▶ [Information supplied]
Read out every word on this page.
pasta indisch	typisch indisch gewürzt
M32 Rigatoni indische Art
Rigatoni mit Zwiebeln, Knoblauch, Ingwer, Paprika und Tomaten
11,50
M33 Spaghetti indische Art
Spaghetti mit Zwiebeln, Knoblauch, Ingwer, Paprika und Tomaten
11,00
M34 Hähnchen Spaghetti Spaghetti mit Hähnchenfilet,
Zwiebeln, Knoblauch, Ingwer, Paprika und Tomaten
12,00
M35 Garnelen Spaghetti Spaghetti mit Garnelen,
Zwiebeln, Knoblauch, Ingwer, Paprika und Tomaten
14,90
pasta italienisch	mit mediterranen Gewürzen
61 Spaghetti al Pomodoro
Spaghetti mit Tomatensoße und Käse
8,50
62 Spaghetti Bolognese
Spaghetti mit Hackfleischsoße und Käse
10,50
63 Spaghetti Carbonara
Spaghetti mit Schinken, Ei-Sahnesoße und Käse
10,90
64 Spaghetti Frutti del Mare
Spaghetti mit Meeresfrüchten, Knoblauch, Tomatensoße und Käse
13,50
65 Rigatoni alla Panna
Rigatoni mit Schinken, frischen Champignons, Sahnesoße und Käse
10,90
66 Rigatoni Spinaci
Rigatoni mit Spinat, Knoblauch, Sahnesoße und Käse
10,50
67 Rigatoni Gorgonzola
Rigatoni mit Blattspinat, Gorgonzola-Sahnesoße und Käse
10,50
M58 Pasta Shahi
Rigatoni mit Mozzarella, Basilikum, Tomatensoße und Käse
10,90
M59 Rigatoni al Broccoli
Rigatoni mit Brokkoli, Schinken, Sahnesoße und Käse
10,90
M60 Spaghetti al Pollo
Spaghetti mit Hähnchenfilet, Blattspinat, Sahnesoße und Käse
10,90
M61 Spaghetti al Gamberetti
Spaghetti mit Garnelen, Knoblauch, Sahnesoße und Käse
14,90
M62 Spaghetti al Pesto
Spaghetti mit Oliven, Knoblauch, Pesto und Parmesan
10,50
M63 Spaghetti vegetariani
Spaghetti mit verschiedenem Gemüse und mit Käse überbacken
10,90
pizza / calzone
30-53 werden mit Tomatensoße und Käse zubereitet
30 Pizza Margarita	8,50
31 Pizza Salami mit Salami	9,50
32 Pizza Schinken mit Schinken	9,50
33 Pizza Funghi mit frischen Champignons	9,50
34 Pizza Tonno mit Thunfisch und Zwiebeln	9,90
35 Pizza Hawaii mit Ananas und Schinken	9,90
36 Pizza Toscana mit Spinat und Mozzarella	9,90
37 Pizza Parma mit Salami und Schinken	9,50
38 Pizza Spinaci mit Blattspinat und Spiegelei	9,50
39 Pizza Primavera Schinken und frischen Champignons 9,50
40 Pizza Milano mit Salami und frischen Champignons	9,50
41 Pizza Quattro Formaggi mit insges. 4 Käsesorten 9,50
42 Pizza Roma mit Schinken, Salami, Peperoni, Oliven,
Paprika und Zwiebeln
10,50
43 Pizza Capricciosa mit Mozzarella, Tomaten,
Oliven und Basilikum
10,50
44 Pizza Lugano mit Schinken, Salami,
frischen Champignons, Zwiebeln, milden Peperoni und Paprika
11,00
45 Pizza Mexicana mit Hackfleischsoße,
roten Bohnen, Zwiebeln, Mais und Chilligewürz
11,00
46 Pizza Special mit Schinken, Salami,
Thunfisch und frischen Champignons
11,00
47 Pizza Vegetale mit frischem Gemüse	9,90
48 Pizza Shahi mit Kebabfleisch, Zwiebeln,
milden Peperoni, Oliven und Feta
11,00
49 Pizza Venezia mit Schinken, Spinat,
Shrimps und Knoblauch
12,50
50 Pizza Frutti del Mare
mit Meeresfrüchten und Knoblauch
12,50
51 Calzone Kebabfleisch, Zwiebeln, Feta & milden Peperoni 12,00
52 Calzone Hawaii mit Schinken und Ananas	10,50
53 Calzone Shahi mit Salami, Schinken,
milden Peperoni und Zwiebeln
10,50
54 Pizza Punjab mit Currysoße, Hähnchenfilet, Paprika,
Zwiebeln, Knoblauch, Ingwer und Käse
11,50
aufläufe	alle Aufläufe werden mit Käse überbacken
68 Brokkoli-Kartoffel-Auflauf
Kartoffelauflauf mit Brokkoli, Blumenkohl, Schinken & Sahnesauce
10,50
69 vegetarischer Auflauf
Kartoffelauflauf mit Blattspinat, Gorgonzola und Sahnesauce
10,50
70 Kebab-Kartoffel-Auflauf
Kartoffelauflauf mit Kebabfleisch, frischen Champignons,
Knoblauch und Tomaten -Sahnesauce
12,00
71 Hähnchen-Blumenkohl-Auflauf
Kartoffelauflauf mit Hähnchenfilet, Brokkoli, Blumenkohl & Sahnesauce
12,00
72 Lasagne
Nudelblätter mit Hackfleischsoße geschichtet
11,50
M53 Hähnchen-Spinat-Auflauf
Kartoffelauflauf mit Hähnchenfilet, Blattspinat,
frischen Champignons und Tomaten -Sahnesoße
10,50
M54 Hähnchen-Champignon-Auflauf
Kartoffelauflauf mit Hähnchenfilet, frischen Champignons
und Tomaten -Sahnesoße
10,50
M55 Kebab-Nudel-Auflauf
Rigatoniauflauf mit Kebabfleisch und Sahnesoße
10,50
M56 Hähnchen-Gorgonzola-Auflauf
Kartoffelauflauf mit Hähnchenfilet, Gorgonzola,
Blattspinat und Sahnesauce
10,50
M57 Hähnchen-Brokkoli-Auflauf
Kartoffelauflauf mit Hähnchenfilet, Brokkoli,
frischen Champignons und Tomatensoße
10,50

▶ [What you have to do] Working from the listing above, pick out every line that has "Garnelen" and copy it.

▶ [Output of the exercise]
M35 Garnelen Spaghetti Spaghetti mit Garnelen,
Spaghetti mit Garnelen, Knoblauch, Sahnesoße und Käse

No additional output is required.